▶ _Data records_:
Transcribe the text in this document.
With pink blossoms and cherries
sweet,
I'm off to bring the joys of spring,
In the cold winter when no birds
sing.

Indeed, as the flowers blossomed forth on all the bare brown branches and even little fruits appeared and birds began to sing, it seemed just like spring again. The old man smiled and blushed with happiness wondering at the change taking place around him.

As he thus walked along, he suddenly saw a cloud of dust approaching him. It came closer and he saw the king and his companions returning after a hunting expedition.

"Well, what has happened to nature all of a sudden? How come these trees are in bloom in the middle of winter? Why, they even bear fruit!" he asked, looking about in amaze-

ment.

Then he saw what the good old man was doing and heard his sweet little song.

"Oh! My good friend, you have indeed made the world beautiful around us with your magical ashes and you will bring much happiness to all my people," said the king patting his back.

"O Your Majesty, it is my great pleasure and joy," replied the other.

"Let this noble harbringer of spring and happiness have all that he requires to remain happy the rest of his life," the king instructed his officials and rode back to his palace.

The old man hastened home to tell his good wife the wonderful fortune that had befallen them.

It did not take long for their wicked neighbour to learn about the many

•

==

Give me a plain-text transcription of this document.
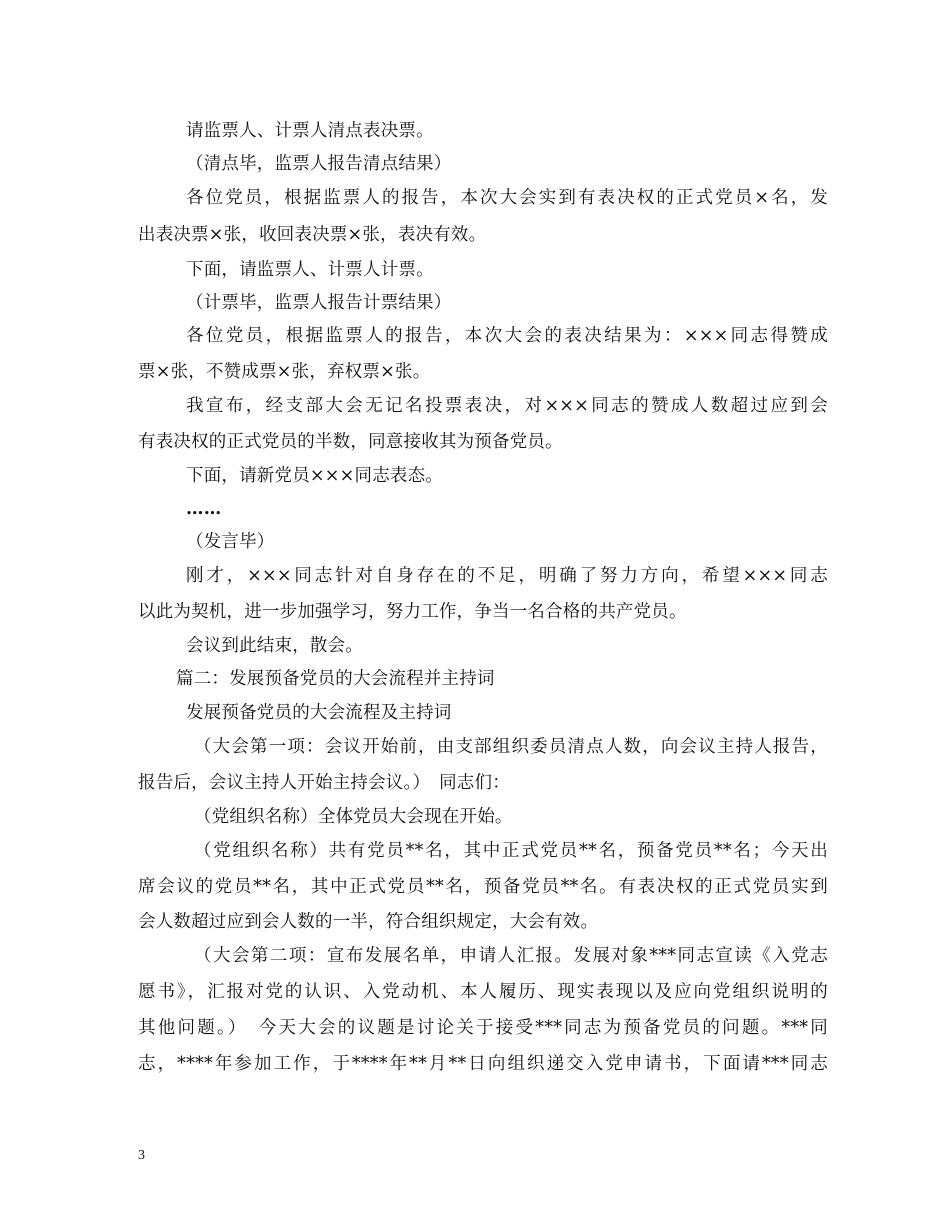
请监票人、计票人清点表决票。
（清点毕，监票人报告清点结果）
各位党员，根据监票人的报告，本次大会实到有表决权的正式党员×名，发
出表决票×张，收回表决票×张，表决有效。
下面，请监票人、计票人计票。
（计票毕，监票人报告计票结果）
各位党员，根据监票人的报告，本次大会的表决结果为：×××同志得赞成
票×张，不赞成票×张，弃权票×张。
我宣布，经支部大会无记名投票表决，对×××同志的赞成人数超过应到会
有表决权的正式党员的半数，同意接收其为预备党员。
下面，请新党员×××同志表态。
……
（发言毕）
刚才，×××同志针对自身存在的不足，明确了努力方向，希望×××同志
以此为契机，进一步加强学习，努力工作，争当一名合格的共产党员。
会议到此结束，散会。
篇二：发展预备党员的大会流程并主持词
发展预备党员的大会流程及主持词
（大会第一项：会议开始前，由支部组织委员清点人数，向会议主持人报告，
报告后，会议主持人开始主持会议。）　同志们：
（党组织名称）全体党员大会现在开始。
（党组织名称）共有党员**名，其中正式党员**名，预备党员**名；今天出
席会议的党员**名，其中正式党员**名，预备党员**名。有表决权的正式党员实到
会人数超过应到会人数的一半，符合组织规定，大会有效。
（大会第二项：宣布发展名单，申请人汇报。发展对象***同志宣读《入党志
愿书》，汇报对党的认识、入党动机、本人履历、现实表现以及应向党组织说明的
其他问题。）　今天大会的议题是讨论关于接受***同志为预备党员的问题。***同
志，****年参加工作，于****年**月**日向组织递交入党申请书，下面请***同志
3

▶ _Instructions for the task_: List each line holding the string "this".

▶ _Correct result_:
Transcribe the text in this document.
"Let this noble harbringer of spring and happiness have all that he requires to remain happy the rest of his life," the king instructed his officials and rode back to his palace.
Give me a plain-text transcription of this document.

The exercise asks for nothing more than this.